## What is asked
Without including any pictures, copy each entry below exactly.

## Supplied information

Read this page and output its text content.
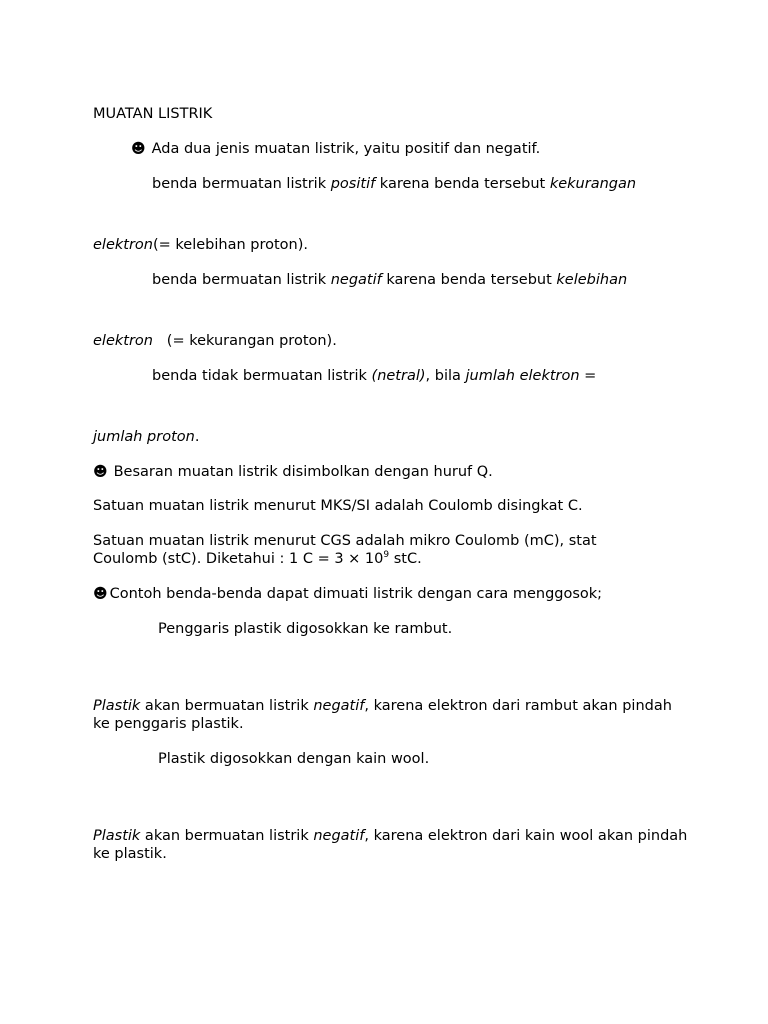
MUATAN LISTRIK
☻ Ada dua jenis muatan listrik, yaitu positif dan negatif.
benda bermuatan listrik positif karena benda tersebut kekurangan
elektron(= kelebihan proton).
benda bermuatan listrik negatif karena benda tersebut kelebihan
elektron   (= kekurangan proton).
benda tidak bermuatan listrik (netral), bila jumlah elektron =
jumlah proton.
☻ Besaran muatan listrik disimbolkan dengan huruf Q.
Satuan muatan listrik menurut MKS/SI adalah Coulomb disingkat C.
Satuan muatan listrik menurut CGS adalah mikro Coulomb (mC), stat Coulomb (stC). Diketahui : 1 $C = 3 \times 10^9$ stC.
☻ Contoh benda-benda dapat dimuati listrik dengan cara menggosok;
Penggaris plastik digosokkan ke rambut.
Plastik akan bermuatan listrik negatif, karena elektron dari rambut akan pindah ke penggaris plastik.
Plastik digosokkan dengan kain wool.
Plastik akan bermuatan listrik negatif, karena elektron dari kain wool akan pindah ke plastik.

## Answer to this task
Read this page and output its text content.
MUATAN LISTRIK
☻ Ada dua jenis muatan listrik, yaitu positif dan negatif.
benda bermuatan listrik positif karena benda tersebut kekurangan
elektron(= kelebihan proton).
benda bermuatan listrik negatif karena benda tersebut kelebihan
elektron   (= kekurangan proton).
benda tidak bermuatan listrik (netral), bila jumlah elektron =
jumlah proton.
☻ Besaran muatan listrik disimbolkan dengan huruf Q.
Satuan muatan listrik menurut MKS/SI adalah Coulomb disingkat C.
Satuan muatan listrik menurut CGS adalah mikro Coulomb (mC), stat Coulomb (stC). Diketahui : 1 $C = 3 \times 10^9$ stC.
☻ Contoh benda-benda dapat dimuati listrik dengan cara menggosok;
Penggaris plastik digosokkan ke rambut.
Plastik akan bermuatan listrik negatif, karena elektron dari rambut akan pindah ke penggaris plastik.
Plastik digosokkan dengan kain wool.
Plastik akan bermuatan listrik negatif, karena elektron dari kain wool akan pindah ke plastik.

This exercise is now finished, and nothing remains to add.